→ What is required: Write the data below out exactly as it stands. Do not include the pictures.

→ Record extracts:
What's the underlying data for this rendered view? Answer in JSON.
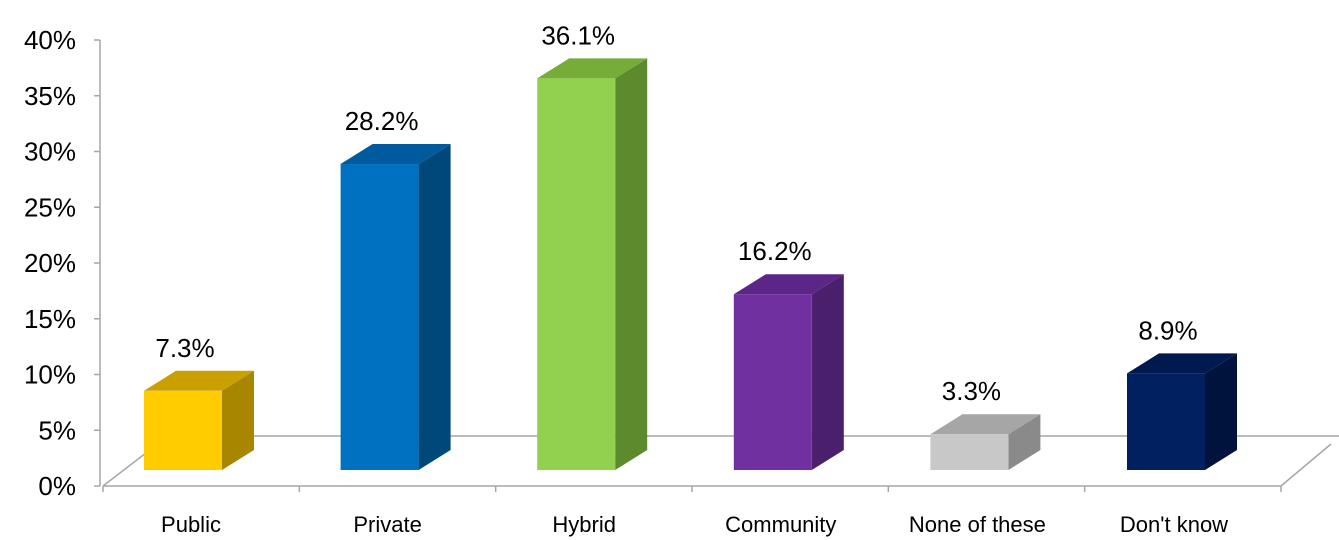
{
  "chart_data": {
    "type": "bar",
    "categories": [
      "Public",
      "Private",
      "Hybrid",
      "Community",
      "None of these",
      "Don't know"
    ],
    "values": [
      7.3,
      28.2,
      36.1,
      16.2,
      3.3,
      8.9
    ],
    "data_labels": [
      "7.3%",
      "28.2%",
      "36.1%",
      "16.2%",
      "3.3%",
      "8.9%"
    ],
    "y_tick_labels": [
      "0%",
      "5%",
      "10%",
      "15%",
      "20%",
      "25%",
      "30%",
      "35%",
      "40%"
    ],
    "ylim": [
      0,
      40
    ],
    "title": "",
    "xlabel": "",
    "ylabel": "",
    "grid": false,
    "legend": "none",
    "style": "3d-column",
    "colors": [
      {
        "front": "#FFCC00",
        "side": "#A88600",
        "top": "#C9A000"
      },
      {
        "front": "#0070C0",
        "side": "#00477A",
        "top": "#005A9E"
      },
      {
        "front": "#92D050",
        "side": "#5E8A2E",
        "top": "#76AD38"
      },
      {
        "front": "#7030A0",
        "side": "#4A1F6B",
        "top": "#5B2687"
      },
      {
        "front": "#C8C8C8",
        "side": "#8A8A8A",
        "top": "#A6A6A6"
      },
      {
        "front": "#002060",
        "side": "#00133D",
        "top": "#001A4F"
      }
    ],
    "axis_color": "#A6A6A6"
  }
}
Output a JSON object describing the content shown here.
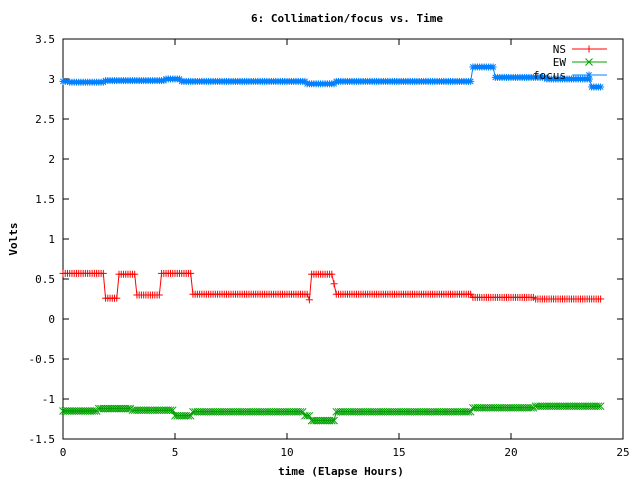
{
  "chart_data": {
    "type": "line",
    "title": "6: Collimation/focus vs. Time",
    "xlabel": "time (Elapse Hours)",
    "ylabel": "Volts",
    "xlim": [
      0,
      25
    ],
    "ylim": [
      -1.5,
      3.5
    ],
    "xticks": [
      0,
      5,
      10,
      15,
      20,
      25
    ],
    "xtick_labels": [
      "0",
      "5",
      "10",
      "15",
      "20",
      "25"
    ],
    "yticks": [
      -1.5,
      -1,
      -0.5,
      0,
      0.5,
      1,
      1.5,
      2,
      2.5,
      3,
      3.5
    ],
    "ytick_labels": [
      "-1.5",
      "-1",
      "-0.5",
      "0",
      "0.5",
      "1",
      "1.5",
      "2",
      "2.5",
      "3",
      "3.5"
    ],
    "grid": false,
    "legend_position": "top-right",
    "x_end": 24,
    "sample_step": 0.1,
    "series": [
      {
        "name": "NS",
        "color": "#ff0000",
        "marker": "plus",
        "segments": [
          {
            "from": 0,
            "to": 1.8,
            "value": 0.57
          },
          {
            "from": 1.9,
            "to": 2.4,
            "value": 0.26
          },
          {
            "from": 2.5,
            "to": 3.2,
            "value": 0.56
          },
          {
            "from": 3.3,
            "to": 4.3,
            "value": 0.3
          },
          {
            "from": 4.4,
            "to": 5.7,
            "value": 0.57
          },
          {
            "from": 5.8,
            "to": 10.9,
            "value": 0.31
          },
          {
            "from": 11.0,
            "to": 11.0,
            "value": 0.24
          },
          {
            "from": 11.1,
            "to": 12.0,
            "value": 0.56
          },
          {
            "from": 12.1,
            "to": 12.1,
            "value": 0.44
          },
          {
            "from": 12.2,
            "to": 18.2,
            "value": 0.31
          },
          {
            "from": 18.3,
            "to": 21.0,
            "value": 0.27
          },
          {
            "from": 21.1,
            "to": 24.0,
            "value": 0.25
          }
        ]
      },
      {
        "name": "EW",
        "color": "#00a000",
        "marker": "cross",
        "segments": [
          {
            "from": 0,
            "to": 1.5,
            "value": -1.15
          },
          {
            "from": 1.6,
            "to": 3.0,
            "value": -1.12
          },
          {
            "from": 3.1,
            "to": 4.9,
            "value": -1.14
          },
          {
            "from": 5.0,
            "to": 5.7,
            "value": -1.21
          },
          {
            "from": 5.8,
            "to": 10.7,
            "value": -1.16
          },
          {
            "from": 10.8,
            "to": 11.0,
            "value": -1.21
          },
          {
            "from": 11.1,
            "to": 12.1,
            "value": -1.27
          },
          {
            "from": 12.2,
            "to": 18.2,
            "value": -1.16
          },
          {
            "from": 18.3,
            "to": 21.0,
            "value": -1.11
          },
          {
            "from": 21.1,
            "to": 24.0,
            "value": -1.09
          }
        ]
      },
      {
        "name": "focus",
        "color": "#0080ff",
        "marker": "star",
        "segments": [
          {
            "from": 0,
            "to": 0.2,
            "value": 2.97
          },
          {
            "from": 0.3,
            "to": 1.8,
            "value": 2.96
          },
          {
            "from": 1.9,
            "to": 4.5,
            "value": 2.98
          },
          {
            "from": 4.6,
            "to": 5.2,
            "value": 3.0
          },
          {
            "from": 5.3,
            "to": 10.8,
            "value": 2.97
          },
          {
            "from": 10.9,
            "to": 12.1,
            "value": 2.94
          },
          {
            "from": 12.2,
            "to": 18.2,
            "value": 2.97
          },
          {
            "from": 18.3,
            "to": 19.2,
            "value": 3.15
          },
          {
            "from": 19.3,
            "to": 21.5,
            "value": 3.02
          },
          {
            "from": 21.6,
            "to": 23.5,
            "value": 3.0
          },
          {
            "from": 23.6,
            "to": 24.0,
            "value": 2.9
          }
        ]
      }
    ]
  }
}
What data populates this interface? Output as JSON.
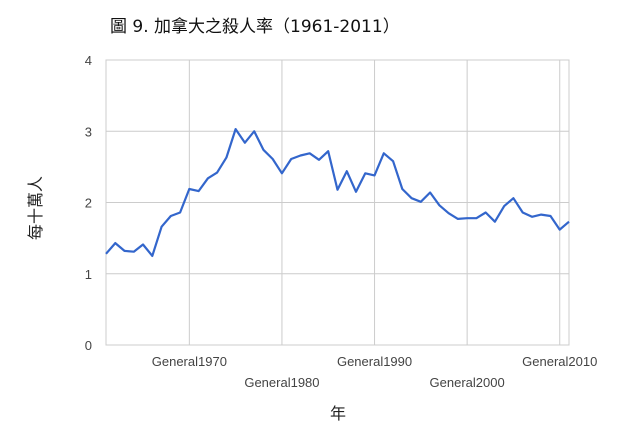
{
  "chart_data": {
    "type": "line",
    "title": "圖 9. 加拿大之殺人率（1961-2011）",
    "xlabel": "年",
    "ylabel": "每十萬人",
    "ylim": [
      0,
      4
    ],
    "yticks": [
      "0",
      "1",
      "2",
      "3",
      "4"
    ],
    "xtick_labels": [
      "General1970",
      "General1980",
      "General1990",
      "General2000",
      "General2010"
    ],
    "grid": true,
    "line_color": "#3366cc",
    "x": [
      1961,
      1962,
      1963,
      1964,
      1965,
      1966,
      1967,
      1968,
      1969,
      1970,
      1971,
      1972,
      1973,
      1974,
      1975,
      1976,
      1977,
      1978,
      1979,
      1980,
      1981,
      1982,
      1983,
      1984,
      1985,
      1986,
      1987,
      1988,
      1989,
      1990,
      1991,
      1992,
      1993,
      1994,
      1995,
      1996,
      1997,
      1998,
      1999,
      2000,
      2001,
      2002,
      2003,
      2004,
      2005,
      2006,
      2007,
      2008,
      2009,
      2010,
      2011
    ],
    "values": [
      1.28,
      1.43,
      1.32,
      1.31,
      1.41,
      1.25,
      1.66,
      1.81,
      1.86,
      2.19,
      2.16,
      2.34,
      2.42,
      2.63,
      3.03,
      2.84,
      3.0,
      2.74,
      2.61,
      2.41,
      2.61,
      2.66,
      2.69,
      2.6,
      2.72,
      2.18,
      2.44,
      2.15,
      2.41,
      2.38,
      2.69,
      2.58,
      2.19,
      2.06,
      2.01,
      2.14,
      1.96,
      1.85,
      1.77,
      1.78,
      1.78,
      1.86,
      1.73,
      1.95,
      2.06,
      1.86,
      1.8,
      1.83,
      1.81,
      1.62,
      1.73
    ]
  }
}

→ Result of the task:
What's the underlying data for this rendered view? Answer in JSON.
{
  "chart_data": {
    "type": "bar",
    "categories": [
      "Public",
      "Private",
      "Hybrid",
      "Community",
      "None of these",
      "Don't know"
    ],
    "values": [
      7.3,
      28.2,
      36.1,
      16.2,
      3.3,
      8.9
    ],
    "data_labels": [
      "7.3%",
      "28.2%",
      "36.1%",
      "16.2%",
      "3.3%",
      "8.9%"
    ],
    "y_tick_labels": [
      "0%",
      "5%",
      "10%",
      "15%",
      "20%",
      "25%",
      "30%",
      "35%",
      "40%"
    ],
    "ylim": [
      0,
      40
    ],
    "title": "",
    "xlabel": "",
    "ylabel": "",
    "grid": false,
    "legend": "none",
    "style": "3d-column",
    "colors": [
      {
        "front": "#FFCC00",
        "side": "#A88600",
        "top": "#C9A000"
      },
      {
        "front": "#0070C0",
        "side": "#00477A",
        "top": "#005A9E"
      },
      {
        "front": "#92D050",
        "side": "#5E8A2E",
        "top": "#76AD38"
      },
      {
        "front": "#7030A0",
        "side": "#4A1F6B",
        "top": "#5B2687"
      },
      {
        "front": "#C8C8C8",
        "side": "#8A8A8A",
        "top": "#A6A6A6"
      },
      {
        "front": "#002060",
        "side": "#00133D",
        "top": "#001A4F"
      }
    ],
    "axis_color": "#A6A6A6"
  }
}
Output a JSON object describing the content shown here.
{
  "chart_data": {
    "type": "line",
    "title": "6: Collimation/focus vs. Time",
    "xlabel": "time (Elapse Hours)",
    "ylabel": "Volts",
    "xlim": [
      0,
      25
    ],
    "ylim": [
      -1.5,
      3.5
    ],
    "xticks": [
      0,
      5,
      10,
      15,
      20,
      25
    ],
    "xtick_labels": [
      "0",
      "5",
      "10",
      "15",
      "20",
      "25"
    ],
    "yticks": [
      -1.5,
      -1,
      -0.5,
      0,
      0.5,
      1,
      1.5,
      2,
      2.5,
      3,
      3.5
    ],
    "ytick_labels": [
      "-1.5",
      "-1",
      "-0.5",
      "0",
      "0.5",
      "1",
      "1.5",
      "2",
      "2.5",
      "3",
      "3.5"
    ],
    "grid": false,
    "legend_position": "top-right",
    "x_end": 24,
    "sample_step": 0.1,
    "series": [
      {
        "name": "NS",
        "color": "#ff0000",
        "marker": "plus",
        "segments": [
          {
            "from": 0,
            "to": 1.8,
            "value": 0.57
          },
          {
            "from": 1.9,
            "to": 2.4,
            "value": 0.26
          },
          {
            "from": 2.5,
            "to": 3.2,
            "value": 0.56
          },
          {
            "from": 3.3,
            "to": 4.3,
            "value": 0.3
          },
          {
            "from": 4.4,
            "to": 5.7,
            "value": 0.57
          },
          {
            "from": 5.8,
            "to": 10.9,
            "value": 0.31
          },
          {
            "from": 11.0,
            "to": 11.0,
            "value": 0.24
          },
          {
            "from": 11.1,
            "to": 12.0,
            "value": 0.56
          },
          {
            "from": 12.1,
            "to": 12.1,
            "value": 0.44
          },
          {
            "from": 12.2,
            "to": 18.2,
            "value": 0.31
          },
          {
            "from": 18.3,
            "to": 21.0,
            "value": 0.27
          },
          {
            "from": 21.1,
            "to": 24.0,
            "value": 0.25
          }
        ]
      },
      {
        "name": "EW",
        "color": "#00a000",
        "marker": "cross",
        "segments": [
          {
            "from": 0,
            "to": 1.5,
            "value": -1.15
          },
          {
            "from": 1.6,
            "to": 3.0,
            "value": -1.12
          },
          {
            "from": 3.1,
            "to": 4.9,
            "value": -1.14
          },
          {
            "from": 5.0,
            "to": 5.7,
            "value": -1.21
          },
          {
            "from": 5.8,
            "to": 10.7,
            "value": -1.16
          },
          {
            "from": 10.8,
            "to": 11.0,
            "value": -1.21
          },
          {
            "from": 11.1,
            "to": 12.1,
            "value": -1.27
          },
          {
            "from": 12.2,
            "to": 18.2,
            "value": -1.16
          },
          {
            "from": 18.3,
            "to": 21.0,
            "value": -1.11
          },
          {
            "from": 21.1,
            "to": 24.0,
            "value": -1.09
          }
        ]
      },
      {
        "name": "focus",
        "color": "#0080ff",
        "marker": "star",
        "segments": [
          {
            "from": 0,
            "to": 0.2,
            "value": 2.97
          },
          {
            "from": 0.3,
            "to": 1.8,
            "value": 2.96
          },
          {
            "from": 1.9,
            "to": 4.5,
            "value": 2.98
          },
          {
            "from": 4.6,
            "to": 5.2,
            "value": 3.0
          },
          {
            "from": 5.3,
            "to": 10.8,
            "value": 2.97
          },
          {
            "from": 10.9,
            "to": 12.1,
            "value": 2.94
          },
          {
            "from": 12.2,
            "to": 18.2,
            "value": 2.97
          },
          {
            "from": 18.3,
            "to": 19.2,
            "value": 3.15
          },
          {
            "from": 19.3,
            "to": 21.5,
            "value": 3.02
          },
          {
            "from": 21.6,
            "to": 23.5,
            "value": 3.0
          },
          {
            "from": 23.6,
            "to": 24.0,
            "value": 2.9
          }
        ]
      }
    ]
  }
}
What data populates this interface? Output as JSON.
{
  "chart_data": {
    "type": "line",
    "title": "圖 9. 加拿大之殺人率（1961-2011）",
    "xlabel": "年",
    "ylabel": "每十萬人",
    "ylim": [
      0,
      4
    ],
    "yticks": [
      "0",
      "1",
      "2",
      "3",
      "4"
    ],
    "xtick_labels": [
      "General1970",
      "General1980",
      "General1990",
      "General2000",
      "General2010"
    ],
    "grid": true,
    "line_color": "#3366cc",
    "x": [
      1961,
      1962,
      1963,
      1964,
      1965,
      1966,
      1967,
      1968,
      1969,
      1970,
      1971,
      1972,
      1973,
      1974,
      1975,
      1976,
      1977,
      1978,
      1979,
      1980,
      1981,
      1982,
      1983,
      1984,
      1985,
      1986,
      1987,
      1988,
      1989,
      1990,
      1991,
      1992,
      1993,
      1994,
      1995,
      1996,
      1997,
      1998,
      1999,
      2000,
      2001,
      2002,
      2003,
      2004,
      2005,
      2006,
      2007,
      2008,
      2009,
      2010,
      2011
    ],
    "values": [
      1.28,
      1.43,
      1.32,
      1.31,
      1.41,
      1.25,
      1.66,
      1.81,
      1.86,
      2.19,
      2.16,
      2.34,
      2.42,
      2.63,
      3.03,
      2.84,
      3.0,
      2.74,
      2.61,
      2.41,
      2.61,
      2.66,
      2.69,
      2.6,
      2.72,
      2.18,
      2.44,
      2.15,
      2.41,
      2.38,
      2.69,
      2.58,
      2.19,
      2.06,
      2.01,
      2.14,
      1.96,
      1.85,
      1.77,
      1.78,
      1.78,
      1.86,
      1.73,
      1.95,
      2.06,
      1.86,
      1.8,
      1.83,
      1.81,
      1.62,
      1.73
    ]
  }
}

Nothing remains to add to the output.